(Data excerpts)
# # #

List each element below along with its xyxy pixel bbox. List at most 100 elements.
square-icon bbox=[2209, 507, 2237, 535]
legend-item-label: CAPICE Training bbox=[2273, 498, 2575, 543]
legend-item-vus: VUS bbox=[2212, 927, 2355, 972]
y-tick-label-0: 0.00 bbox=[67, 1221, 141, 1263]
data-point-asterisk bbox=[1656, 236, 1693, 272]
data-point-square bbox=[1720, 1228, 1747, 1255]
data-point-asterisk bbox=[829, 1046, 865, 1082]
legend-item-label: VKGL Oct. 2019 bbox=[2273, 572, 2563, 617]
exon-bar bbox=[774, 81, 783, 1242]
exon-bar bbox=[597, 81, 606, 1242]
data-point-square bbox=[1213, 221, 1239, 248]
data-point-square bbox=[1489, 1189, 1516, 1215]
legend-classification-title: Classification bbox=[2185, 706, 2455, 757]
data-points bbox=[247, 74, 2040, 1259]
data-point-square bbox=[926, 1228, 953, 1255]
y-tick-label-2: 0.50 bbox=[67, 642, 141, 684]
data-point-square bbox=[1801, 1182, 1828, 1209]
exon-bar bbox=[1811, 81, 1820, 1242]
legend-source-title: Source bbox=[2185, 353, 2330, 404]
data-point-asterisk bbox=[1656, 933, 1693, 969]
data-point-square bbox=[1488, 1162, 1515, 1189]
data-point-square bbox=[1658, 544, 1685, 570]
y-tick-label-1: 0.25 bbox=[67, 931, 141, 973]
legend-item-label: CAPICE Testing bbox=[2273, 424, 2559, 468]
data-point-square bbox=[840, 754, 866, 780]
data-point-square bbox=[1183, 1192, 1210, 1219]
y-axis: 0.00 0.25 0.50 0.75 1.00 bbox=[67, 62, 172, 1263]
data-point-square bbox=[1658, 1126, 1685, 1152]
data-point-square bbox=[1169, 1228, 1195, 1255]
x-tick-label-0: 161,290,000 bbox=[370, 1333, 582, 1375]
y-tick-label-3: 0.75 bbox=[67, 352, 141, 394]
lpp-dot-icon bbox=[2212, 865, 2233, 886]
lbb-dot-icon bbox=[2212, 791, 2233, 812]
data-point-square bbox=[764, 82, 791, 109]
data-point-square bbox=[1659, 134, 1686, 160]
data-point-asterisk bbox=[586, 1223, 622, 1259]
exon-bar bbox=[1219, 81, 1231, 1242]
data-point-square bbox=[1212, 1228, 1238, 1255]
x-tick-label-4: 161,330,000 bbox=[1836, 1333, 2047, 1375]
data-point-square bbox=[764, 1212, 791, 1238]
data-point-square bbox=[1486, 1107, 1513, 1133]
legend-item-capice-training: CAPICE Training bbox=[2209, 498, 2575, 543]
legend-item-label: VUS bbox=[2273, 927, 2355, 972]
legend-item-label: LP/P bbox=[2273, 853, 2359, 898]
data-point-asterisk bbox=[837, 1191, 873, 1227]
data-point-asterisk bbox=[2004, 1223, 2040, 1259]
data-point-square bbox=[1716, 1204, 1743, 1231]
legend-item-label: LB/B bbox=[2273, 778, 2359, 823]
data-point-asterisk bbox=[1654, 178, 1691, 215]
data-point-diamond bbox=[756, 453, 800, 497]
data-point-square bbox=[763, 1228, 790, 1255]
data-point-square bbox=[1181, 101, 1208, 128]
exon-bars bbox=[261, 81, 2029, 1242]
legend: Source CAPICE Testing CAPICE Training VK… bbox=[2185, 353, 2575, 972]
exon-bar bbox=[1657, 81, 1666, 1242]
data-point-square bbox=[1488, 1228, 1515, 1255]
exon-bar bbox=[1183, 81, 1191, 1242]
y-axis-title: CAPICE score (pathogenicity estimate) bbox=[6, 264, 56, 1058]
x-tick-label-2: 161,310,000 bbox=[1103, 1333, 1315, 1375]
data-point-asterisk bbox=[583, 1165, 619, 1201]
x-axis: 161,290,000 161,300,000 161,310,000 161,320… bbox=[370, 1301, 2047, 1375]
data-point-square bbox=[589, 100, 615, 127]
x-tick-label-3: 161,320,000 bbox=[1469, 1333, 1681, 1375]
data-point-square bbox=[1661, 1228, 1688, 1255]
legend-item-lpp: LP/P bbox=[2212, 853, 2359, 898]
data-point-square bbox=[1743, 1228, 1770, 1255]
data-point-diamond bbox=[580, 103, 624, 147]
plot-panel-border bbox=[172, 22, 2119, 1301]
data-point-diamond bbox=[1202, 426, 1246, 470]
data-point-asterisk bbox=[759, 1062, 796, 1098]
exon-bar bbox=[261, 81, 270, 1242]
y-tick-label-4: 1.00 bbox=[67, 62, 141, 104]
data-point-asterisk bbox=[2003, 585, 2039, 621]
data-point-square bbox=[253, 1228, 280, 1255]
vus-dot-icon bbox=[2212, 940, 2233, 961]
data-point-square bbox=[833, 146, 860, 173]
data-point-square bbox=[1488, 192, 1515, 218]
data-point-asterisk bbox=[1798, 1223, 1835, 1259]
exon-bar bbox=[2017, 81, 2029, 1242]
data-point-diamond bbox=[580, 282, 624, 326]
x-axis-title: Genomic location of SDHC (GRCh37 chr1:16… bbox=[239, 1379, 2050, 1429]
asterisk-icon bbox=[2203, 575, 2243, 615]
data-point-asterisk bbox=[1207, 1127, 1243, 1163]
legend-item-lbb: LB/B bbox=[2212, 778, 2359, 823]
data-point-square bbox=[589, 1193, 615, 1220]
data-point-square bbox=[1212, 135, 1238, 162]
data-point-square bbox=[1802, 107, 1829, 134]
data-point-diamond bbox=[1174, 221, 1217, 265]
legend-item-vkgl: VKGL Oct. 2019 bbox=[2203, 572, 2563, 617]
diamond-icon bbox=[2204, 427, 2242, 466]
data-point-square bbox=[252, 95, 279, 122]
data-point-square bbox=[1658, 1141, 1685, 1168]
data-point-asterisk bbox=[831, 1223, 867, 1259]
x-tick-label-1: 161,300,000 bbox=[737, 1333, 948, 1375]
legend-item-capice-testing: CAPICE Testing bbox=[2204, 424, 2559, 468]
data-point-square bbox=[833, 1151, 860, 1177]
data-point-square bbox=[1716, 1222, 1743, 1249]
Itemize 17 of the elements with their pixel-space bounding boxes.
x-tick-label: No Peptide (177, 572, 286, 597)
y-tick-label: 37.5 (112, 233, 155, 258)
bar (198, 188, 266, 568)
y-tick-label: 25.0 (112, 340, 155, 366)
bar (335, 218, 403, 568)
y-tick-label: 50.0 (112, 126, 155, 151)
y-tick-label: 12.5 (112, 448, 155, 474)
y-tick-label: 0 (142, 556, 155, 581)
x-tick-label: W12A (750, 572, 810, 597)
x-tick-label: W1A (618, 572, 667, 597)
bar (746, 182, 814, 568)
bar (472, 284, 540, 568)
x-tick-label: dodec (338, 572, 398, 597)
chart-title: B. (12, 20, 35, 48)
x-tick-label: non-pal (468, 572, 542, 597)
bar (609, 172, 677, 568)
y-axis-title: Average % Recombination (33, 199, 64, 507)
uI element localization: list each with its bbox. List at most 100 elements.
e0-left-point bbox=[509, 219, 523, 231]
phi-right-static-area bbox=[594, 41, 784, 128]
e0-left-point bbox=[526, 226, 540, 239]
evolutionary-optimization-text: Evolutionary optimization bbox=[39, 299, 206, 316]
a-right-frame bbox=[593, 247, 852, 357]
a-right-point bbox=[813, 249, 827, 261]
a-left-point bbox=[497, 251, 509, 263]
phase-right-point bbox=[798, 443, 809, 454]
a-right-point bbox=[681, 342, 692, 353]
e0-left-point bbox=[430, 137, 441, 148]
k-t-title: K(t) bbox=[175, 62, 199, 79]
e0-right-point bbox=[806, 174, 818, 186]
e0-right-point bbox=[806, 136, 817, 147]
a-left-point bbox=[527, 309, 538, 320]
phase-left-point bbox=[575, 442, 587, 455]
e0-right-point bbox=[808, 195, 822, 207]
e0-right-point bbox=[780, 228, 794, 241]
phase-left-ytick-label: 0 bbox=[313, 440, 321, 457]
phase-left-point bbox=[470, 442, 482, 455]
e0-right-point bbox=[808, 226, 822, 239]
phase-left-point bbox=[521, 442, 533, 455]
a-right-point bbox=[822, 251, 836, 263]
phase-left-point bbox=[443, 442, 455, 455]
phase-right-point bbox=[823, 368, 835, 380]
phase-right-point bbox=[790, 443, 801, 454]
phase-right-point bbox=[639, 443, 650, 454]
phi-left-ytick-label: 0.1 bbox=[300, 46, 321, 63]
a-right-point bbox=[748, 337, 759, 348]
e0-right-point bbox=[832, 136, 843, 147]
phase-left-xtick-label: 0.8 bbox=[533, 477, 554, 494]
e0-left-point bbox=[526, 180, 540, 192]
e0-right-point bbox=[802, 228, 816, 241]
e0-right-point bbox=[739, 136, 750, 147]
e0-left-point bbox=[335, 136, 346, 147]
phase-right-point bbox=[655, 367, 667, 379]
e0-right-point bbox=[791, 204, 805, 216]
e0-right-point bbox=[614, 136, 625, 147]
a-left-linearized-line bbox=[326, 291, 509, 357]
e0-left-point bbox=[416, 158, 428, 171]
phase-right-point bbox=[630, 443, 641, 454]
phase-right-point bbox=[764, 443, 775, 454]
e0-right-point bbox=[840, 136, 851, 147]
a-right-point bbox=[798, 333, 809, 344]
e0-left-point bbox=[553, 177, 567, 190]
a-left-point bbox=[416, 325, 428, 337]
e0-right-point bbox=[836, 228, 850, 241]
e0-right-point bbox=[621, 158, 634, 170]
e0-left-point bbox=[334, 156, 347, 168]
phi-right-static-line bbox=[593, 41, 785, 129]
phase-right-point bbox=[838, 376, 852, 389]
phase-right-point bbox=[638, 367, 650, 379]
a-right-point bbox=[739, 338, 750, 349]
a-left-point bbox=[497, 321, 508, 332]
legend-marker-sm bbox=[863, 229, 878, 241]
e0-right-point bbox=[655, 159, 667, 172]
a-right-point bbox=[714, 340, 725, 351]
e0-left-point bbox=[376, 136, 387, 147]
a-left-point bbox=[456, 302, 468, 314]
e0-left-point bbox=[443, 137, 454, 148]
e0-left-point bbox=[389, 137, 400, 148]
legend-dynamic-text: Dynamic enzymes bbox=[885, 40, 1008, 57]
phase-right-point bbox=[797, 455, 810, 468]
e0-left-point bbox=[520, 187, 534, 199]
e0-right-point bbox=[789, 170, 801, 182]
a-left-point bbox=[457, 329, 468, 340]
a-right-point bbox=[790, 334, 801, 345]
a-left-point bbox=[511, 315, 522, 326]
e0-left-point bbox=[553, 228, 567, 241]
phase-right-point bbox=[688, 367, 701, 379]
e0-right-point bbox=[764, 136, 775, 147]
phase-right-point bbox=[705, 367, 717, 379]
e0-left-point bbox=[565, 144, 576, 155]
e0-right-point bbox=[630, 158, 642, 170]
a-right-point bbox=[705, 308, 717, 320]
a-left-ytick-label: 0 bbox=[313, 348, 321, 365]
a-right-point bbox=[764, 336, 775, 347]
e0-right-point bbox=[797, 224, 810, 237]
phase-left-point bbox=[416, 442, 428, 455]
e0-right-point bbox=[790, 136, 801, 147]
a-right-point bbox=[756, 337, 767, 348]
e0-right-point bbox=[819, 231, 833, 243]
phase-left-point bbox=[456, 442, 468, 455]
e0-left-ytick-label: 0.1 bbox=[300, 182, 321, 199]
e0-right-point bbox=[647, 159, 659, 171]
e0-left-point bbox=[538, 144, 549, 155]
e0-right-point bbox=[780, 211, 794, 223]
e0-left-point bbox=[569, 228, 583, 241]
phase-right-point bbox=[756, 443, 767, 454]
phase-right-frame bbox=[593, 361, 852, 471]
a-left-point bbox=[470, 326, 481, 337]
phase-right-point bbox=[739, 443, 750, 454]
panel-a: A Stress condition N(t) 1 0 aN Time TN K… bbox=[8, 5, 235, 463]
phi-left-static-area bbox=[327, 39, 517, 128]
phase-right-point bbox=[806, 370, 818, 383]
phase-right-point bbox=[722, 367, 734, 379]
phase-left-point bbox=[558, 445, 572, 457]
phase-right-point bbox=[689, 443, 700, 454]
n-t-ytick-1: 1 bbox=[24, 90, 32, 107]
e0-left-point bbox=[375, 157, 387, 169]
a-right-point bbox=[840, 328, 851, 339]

# # #

**What is required**
Return, in full, every line of these entries that holds "Source".

**Your solution**
legend-source-title: Source bbox=[2185, 353, 2330, 404]
legend: Source CAPICE Testing CAPICE Training VK… bbox=[2185, 353, 2575, 972]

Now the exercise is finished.